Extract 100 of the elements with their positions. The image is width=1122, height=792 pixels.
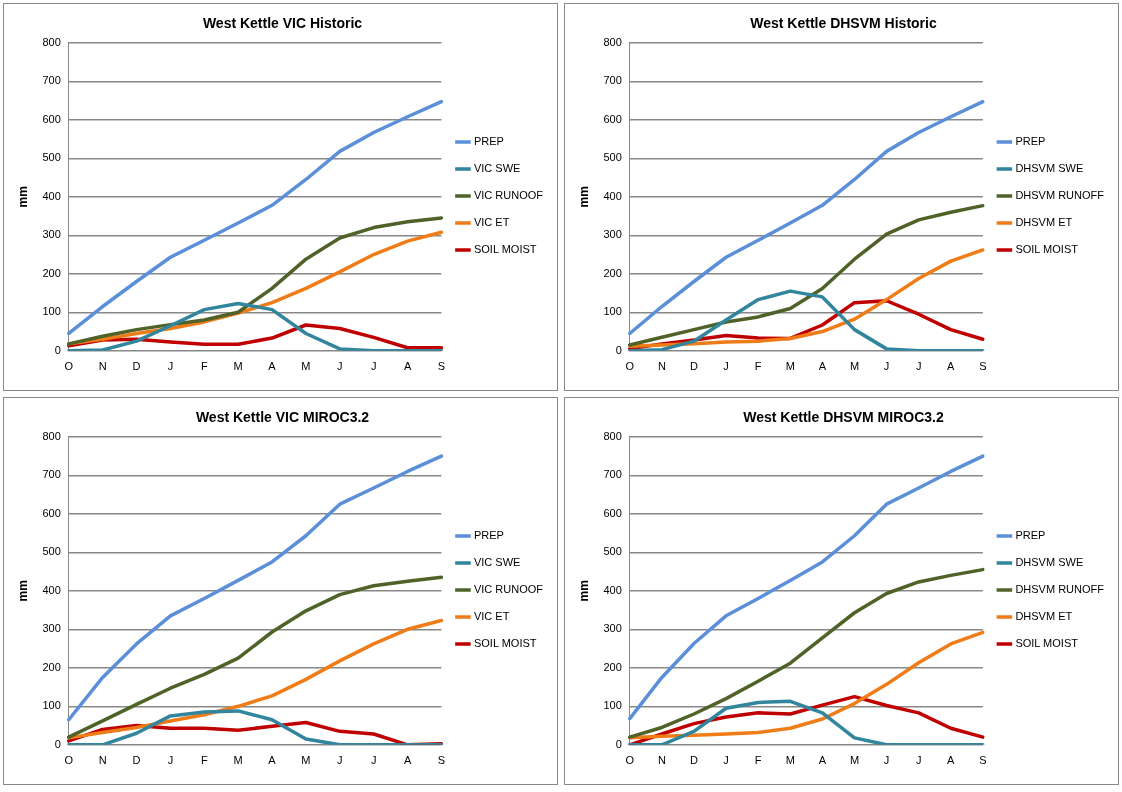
- y-tick-label: 100: [42, 305, 61, 318]
- y-tick-label: 800: [603, 35, 622, 48]
- y-axis-title: mm: [576, 186, 591, 208]
- x-tick-label: O: [625, 360, 635, 373]
- y-tick-label: 800: [603, 429, 622, 442]
- legend-label: SOIL MOIST: [473, 637, 537, 650]
- y-tick-label: 600: [42, 506, 61, 519]
- y-axis-title: mm: [576, 580, 591, 602]
- legend-label: VIC SWE: [473, 162, 521, 175]
- legend-label: VIC ET: [473, 216, 510, 229]
- chart-title: West Kettle DHSVM Historic: [750, 15, 937, 32]
- legend-label: PREP: [473, 135, 504, 148]
- y-tick-label: 300: [42, 228, 61, 241]
- y-tick-label: 700: [603, 74, 622, 87]
- y-tick-label: 800: [42, 429, 61, 442]
- x-tick-label: F: [200, 360, 208, 373]
- x-tick-label: A: [818, 360, 827, 373]
- y-tick-label: 600: [603, 112, 622, 125]
- x-tick-label: O: [64, 360, 74, 373]
- x-tick-label: N: [98, 754, 107, 767]
- y-tick-label: 0: [615, 343, 622, 356]
- legend-label: SOIL MOIST: [1015, 243, 1079, 256]
- x-tick-label: M: [233, 360, 243, 373]
- y-tick-label: 400: [603, 583, 622, 596]
- y-tick-label: 200: [42, 266, 61, 279]
- x-tick-label: A: [947, 360, 956, 373]
- y-tick-label: 100: [42, 699, 61, 712]
- x-tick-label: S: [979, 754, 987, 767]
- x-tick-label: A: [403, 360, 412, 373]
- x-tick-label: J: [915, 360, 922, 373]
- x-tick-label: M: [301, 754, 311, 767]
- legend-label: PREP: [1015, 529, 1046, 542]
- y-tick-label: 400: [42, 583, 61, 596]
- y-axis-title: mm: [15, 186, 30, 208]
- legend-label: SOIL MOIST: [1015, 637, 1079, 650]
- x-tick-label: F: [200, 754, 208, 767]
- y-tick-label: 300: [603, 622, 622, 635]
- x-tick-label: A: [947, 754, 956, 767]
- y-tick-label: 400: [42, 189, 61, 202]
- x-tick-label: J: [723, 360, 729, 373]
- x-tick-label: O: [64, 754, 74, 767]
- x-tick-label: D: [132, 360, 141, 373]
- x-tick-label: M: [849, 754, 860, 767]
- x-tick-label: F: [754, 754, 762, 767]
- x-tick-label: M: [301, 360, 311, 373]
- legend-label: VIC SWE: [473, 556, 521, 569]
- legend-label: DHSVM ET: [1015, 610, 1073, 623]
- x-tick-label: J: [723, 754, 729, 767]
- x-tick-label: A: [268, 754, 277, 767]
- legend-label: VIC RUNOOF: [473, 583, 544, 596]
- x-tick-label: A: [818, 754, 827, 767]
- y-tick-label: 300: [42, 622, 61, 635]
- x-tick-label: S: [437, 360, 446, 373]
- y-tick-label: 200: [42, 660, 61, 673]
- legend-label: DHSVM SWE: [1015, 556, 1084, 569]
- x-tick-label: F: [754, 360, 762, 373]
- y-tick-label: 0: [615, 737, 622, 750]
- y-tick-label: 400: [603, 189, 622, 202]
- x-tick-label: J: [370, 360, 377, 373]
- x-tick-label: N: [657, 360, 666, 373]
- x-tick-label: J: [915, 754, 922, 767]
- y-tick-label: 500: [603, 545, 622, 558]
- y-tick-label: 700: [603, 468, 622, 481]
- y-tick-label: 0: [54, 343, 61, 356]
- y-tick-label: 300: [603, 228, 622, 241]
- legend-label: DHSVM RUNOFF: [1015, 189, 1105, 202]
- x-tick-label: M: [233, 754, 243, 767]
- x-tick-label: J: [167, 754, 174, 767]
- legend-label: VIC ET: [473, 610, 510, 623]
- y-tick-label: 600: [42, 112, 61, 125]
- y-tick-label: 700: [42, 74, 61, 87]
- chart-title: West Kettle VIC Historic: [202, 15, 363, 32]
- x-tick-label: D: [689, 754, 698, 767]
- y-tick-label: 600: [603, 506, 622, 519]
- x-tick-label: J: [337, 754, 343, 767]
- x-tick-label: S: [979, 360, 987, 373]
- x-tick-label: A: [268, 360, 277, 373]
- legend-label: DHSVM SWE: [1015, 162, 1084, 175]
- x-tick-label: M: [849, 360, 860, 373]
- x-tick-label: M: [785, 360, 795, 373]
- y-tick-label: 200: [603, 266, 622, 279]
- legend-label: SOIL MOIST: [473, 243, 537, 256]
- y-axis-title: mm: [15, 580, 30, 602]
- x-tick-label: S: [437, 754, 446, 767]
- legend-label: PREP: [1015, 135, 1046, 148]
- chart-title: West Kettle VIC MIROC3.2: [195, 409, 370, 426]
- x-tick-label: O: [625, 754, 635, 767]
- y-tick-label: 200: [603, 660, 622, 673]
- chart-title: West Kettle DHSVM MIROC3.2: [743, 409, 944, 426]
- legend-label: PREP: [473, 529, 504, 542]
- x-tick-label: J: [167, 360, 174, 373]
- legend-label: DHSVM RUNOFF: [1015, 583, 1105, 596]
- legend-label: DHSVM ET: [1015, 216, 1073, 229]
- x-tick-label: N: [98, 360, 107, 373]
- y-tick-label: 0: [54, 737, 61, 750]
- y-tick-label: 800: [42, 35, 61, 48]
- x-tick-label: J: [337, 360, 343, 373]
- y-tick-label: 700: [42, 468, 61, 481]
- x-tick-label: D: [132, 754, 141, 767]
- y-tick-label: 100: [603, 699, 622, 712]
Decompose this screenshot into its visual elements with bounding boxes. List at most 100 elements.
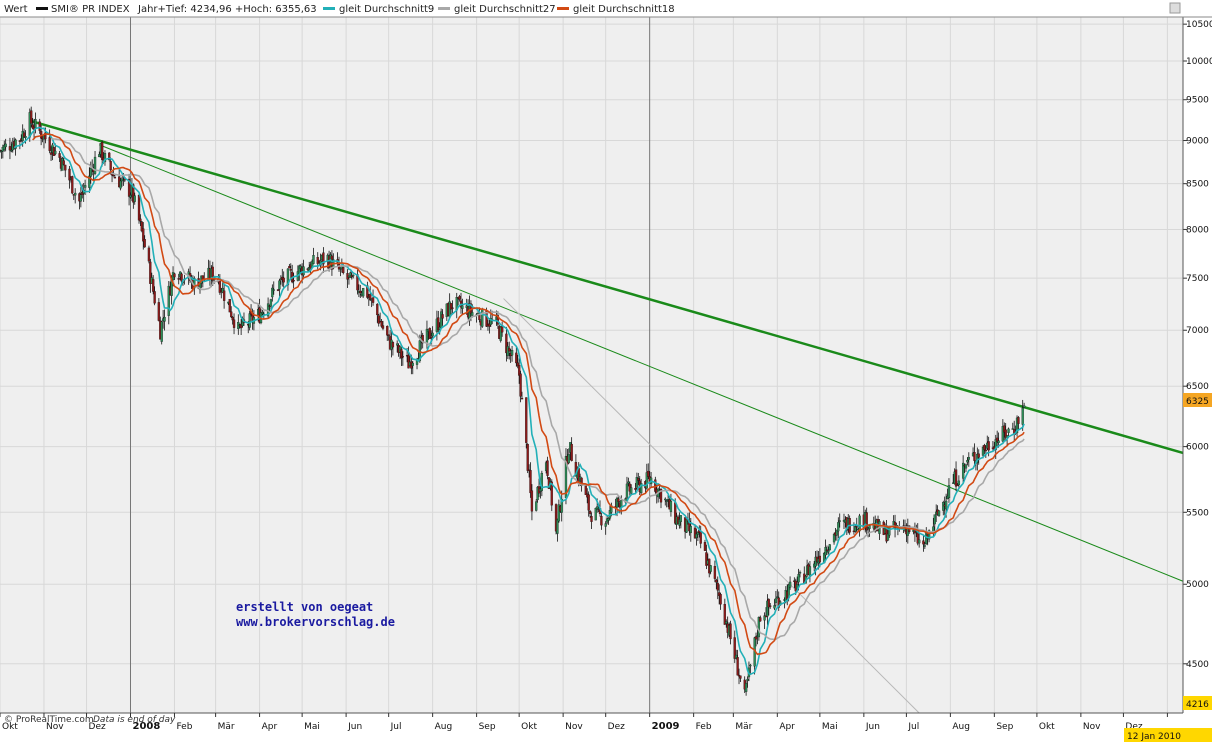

- [WHAT YOU SHOULD DO]:
Copy out every line above verbatim, omitting the pictures.

- [REPLY]:
Extract 100 of the elements with their positions. The image is width=1122, height=792 pixels.
- y-tick-label: 100: [42, 305, 61, 318]
- y-tick-label: 800: [603, 35, 622, 48]
- y-axis-title: mm: [576, 186, 591, 208]
- x-tick-label: O: [625, 360, 635, 373]
- y-tick-label: 800: [603, 429, 622, 442]
- legend-label: SOIL MOIST: [473, 637, 537, 650]
- y-tick-label: 600: [42, 506, 61, 519]
- y-axis-title: mm: [576, 580, 591, 602]
- legend-label: VIC SWE: [473, 162, 521, 175]
- legend-label: VIC ET: [473, 216, 510, 229]
- chart-title: West Kettle DHSVM Historic: [750, 15, 937, 32]
- legend-label: PREP: [473, 135, 504, 148]
- y-tick-label: 300: [42, 228, 61, 241]
- y-tick-label: 700: [603, 74, 622, 87]
- y-tick-label: 800: [42, 429, 61, 442]
- x-tick-label: F: [200, 360, 208, 373]
- x-tick-label: A: [818, 360, 827, 373]
- y-tick-label: 600: [603, 112, 622, 125]
- x-tick-label: O: [64, 360, 74, 373]
- x-tick-label: N: [98, 754, 107, 767]
- y-tick-label: 0: [615, 343, 622, 356]
- legend-label: SOIL MOIST: [1015, 243, 1079, 256]
- x-tick-label: M: [233, 360, 243, 373]
- y-tick-label: 400: [603, 583, 622, 596]
- y-tick-label: 200: [42, 266, 61, 279]
- x-tick-label: A: [947, 360, 956, 373]
- y-tick-label: 100: [42, 699, 61, 712]
- x-tick-label: S: [979, 754, 987, 767]
- x-tick-label: A: [403, 360, 412, 373]
- x-tick-label: J: [915, 360, 922, 373]
- x-tick-label: M: [301, 754, 311, 767]
- legend-label: PREP: [1015, 529, 1046, 542]
- y-tick-label: 400: [42, 583, 61, 596]
- y-axis-title: mm: [15, 186, 30, 208]
- legend-label: SOIL MOIST: [1015, 637, 1079, 650]
- x-tick-label: F: [200, 754, 208, 767]
- y-tick-label: 300: [603, 622, 622, 635]
- x-tick-label: A: [947, 754, 956, 767]
- y-tick-label: 400: [42, 189, 61, 202]
- x-tick-label: J: [723, 360, 729, 373]
- x-tick-label: O: [64, 754, 74, 767]
- x-tick-label: D: [132, 360, 141, 373]
- x-tick-label: M: [849, 754, 860, 767]
- x-tick-label: F: [754, 754, 762, 767]
- x-tick-label: M: [301, 360, 311, 373]
- legend-label: VIC SWE: [473, 556, 521, 569]
- legend-label: DHSVM ET: [1015, 610, 1073, 623]
- x-tick-label: J: [723, 754, 729, 767]
- x-tick-label: A: [268, 754, 277, 767]
- legend-label: VIC RUNOOF: [473, 583, 544, 596]
- x-tick-label: A: [818, 754, 827, 767]
- y-tick-label: 300: [42, 622, 61, 635]
- x-tick-label: S: [437, 360, 446, 373]
- y-tick-label: 200: [42, 660, 61, 673]
- legend-label: DHSVM SWE: [1015, 556, 1084, 569]
- x-tick-label: F: [754, 360, 762, 373]
- y-tick-label: 0: [615, 737, 622, 750]
- y-tick-label: 400: [603, 189, 622, 202]
- x-tick-label: J: [370, 360, 377, 373]
- x-tick-label: N: [657, 360, 666, 373]
- x-tick-label: J: [915, 754, 922, 767]
- y-tick-label: 500: [603, 545, 622, 558]
- y-tick-label: 700: [603, 468, 622, 481]
- y-tick-label: 0: [54, 343, 61, 356]
- y-tick-label: 300: [603, 228, 622, 241]
- legend-label: DHSVM RUNOFF: [1015, 189, 1105, 202]
- x-tick-label: M: [233, 754, 243, 767]
- x-tick-label: J: [167, 754, 174, 767]
- legend-label: VIC ET: [473, 610, 510, 623]
- y-tick-label: 600: [42, 112, 61, 125]
- y-tick-label: 700: [42, 74, 61, 87]
- chart-title: West Kettle VIC Historic: [202, 15, 363, 32]
- x-tick-label: D: [689, 754, 698, 767]
- y-tick-label: 600: [603, 506, 622, 519]
- x-tick-label: J: [337, 754, 343, 767]
- x-tick-label: S: [979, 360, 987, 373]
- x-tick-label: A: [268, 360, 277, 373]
- legend-label: DHSVM SWE: [1015, 162, 1084, 175]
- x-tick-label: M: [849, 360, 860, 373]
- x-tick-label: M: [785, 360, 795, 373]
- y-tick-label: 200: [603, 266, 622, 279]
- legend-label: SOIL MOIST: [473, 243, 537, 256]
- y-axis-title: mm: [15, 580, 30, 602]
- x-tick-label: S: [437, 754, 446, 767]
- legend-label: PREP: [1015, 135, 1046, 148]
- chart-title: West Kettle VIC MIROC3.2: [195, 409, 370, 426]
- x-tick-label: O: [625, 754, 635, 767]
- y-tick-label: 200: [603, 660, 622, 673]
- chart-title: West Kettle DHSVM MIROC3.2: [743, 409, 944, 426]
- legend-label: PREP: [473, 529, 504, 542]
- x-tick-label: J: [167, 360, 174, 373]
- legend-label: DHSVM RUNOFF: [1015, 583, 1105, 596]
- legend-label: DHSVM ET: [1015, 216, 1073, 229]
- x-tick-label: N: [98, 360, 107, 373]
- y-tick-label: 0: [54, 737, 61, 750]
- y-tick-label: 800: [42, 35, 61, 48]
- x-tick-label: J: [337, 360, 343, 373]
- y-tick-label: 700: [42, 468, 61, 481]
- x-tick-label: D: [132, 754, 141, 767]
- y-tick-label: 100: [603, 699, 622, 712]
Decompose this screenshot into its visual elements with bounding boxes. List at most 100 elements.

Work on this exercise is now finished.